- Task prompt -
Check each line of the listing below for the string "يهدف", and copy the ones that have it.

[BEGIN Data to process]

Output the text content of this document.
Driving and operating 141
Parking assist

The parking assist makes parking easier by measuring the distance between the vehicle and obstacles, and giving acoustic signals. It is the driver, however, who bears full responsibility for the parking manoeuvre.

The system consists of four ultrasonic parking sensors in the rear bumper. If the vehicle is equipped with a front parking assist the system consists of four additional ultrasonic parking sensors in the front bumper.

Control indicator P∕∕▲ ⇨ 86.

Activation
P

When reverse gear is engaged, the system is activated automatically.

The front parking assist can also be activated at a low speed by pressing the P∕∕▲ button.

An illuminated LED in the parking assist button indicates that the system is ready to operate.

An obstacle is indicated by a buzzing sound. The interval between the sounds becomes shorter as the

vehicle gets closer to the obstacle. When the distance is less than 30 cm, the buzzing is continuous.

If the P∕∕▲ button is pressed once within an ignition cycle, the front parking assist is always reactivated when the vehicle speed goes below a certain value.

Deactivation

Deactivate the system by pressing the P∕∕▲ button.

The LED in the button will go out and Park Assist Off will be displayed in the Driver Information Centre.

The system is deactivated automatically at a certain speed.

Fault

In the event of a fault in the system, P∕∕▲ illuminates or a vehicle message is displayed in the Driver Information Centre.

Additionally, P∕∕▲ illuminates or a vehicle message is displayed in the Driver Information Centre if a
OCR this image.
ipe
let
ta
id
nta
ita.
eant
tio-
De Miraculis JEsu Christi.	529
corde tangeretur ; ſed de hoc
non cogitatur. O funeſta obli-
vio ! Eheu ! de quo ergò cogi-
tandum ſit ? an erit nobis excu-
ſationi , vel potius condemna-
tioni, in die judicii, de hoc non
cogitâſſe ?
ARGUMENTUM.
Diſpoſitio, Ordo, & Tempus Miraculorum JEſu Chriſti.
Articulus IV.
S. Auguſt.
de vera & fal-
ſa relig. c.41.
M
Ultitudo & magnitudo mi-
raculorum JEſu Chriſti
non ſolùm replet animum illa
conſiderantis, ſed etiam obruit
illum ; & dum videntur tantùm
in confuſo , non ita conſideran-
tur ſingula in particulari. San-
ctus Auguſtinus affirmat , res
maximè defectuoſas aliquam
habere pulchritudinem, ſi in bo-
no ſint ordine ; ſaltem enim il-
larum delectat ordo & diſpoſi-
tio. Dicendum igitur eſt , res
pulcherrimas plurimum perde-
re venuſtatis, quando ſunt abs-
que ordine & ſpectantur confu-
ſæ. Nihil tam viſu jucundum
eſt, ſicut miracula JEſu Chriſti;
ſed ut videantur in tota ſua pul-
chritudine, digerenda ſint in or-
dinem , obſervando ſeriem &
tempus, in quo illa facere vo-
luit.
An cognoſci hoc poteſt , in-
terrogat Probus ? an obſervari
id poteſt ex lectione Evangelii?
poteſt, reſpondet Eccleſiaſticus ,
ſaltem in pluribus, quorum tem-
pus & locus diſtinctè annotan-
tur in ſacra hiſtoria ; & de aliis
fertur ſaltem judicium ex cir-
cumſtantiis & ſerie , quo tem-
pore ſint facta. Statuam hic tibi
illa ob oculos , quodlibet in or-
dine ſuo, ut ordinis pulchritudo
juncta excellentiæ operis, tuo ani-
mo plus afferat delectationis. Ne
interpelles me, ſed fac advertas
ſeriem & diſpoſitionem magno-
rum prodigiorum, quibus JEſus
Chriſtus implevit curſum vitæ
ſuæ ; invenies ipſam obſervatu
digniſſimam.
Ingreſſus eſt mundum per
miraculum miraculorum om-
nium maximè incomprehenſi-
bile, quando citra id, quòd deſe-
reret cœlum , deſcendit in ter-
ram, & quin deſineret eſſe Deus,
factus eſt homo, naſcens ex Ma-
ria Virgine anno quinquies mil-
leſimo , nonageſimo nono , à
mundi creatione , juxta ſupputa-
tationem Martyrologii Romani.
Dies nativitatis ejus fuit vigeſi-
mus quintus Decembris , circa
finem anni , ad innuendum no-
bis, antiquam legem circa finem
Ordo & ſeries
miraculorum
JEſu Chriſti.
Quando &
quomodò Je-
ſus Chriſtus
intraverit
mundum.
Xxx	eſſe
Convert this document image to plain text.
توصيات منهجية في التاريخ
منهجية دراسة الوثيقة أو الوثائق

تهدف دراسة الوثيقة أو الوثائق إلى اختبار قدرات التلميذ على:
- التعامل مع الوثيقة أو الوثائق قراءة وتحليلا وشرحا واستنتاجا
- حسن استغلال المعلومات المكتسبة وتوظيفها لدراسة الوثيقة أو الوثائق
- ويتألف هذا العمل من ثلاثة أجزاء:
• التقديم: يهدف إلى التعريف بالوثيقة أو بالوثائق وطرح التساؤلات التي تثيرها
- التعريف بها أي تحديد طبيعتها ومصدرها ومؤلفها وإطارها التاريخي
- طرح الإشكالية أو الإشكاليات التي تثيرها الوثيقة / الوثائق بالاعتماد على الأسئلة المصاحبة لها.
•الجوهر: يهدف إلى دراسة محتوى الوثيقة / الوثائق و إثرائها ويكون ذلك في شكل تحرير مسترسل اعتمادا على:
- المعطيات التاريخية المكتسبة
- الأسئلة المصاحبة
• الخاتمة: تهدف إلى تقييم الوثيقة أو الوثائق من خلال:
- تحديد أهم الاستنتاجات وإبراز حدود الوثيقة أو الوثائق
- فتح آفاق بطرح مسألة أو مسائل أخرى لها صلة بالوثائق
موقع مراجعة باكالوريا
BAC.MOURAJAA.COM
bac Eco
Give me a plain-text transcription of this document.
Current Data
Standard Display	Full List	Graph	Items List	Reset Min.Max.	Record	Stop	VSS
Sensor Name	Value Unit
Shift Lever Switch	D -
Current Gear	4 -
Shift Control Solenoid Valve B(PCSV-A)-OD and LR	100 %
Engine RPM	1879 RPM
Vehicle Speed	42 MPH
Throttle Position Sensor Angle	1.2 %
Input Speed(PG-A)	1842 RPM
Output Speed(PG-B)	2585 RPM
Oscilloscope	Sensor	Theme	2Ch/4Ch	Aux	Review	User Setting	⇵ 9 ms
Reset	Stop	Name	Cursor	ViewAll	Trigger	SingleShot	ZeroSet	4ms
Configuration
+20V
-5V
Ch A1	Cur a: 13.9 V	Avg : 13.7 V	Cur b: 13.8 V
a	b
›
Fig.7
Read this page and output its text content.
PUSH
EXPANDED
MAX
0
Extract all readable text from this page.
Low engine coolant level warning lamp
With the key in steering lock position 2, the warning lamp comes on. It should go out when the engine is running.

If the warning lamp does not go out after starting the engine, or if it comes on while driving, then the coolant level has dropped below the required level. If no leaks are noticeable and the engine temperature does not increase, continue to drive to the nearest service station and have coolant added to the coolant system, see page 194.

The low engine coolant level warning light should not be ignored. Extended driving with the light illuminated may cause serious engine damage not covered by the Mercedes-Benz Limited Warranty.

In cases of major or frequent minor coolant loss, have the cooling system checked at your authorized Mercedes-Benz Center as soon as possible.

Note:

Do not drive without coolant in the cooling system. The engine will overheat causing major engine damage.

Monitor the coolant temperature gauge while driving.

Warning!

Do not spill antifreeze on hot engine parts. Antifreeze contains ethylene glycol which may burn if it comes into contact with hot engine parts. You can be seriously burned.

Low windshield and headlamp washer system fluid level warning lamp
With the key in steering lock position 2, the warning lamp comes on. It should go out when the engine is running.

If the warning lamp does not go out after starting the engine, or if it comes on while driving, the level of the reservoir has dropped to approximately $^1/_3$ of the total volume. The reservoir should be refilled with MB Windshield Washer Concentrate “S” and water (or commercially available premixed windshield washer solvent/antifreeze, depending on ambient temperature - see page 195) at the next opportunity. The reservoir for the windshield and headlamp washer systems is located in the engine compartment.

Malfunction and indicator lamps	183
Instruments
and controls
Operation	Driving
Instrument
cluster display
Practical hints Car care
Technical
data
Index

[END Data to process]

- Response for this exercise -
• التقديم: يهدف إلى التعريف بالوثيقة أو بالوثائق وطرح التساؤلات التي تثيرها
•الجوهر: يهدف إلى دراسة محتوى الوثيقة / الوثائق و إثرائها ويكون ذلك في شكل تحرير مسترسل اعتمادا على:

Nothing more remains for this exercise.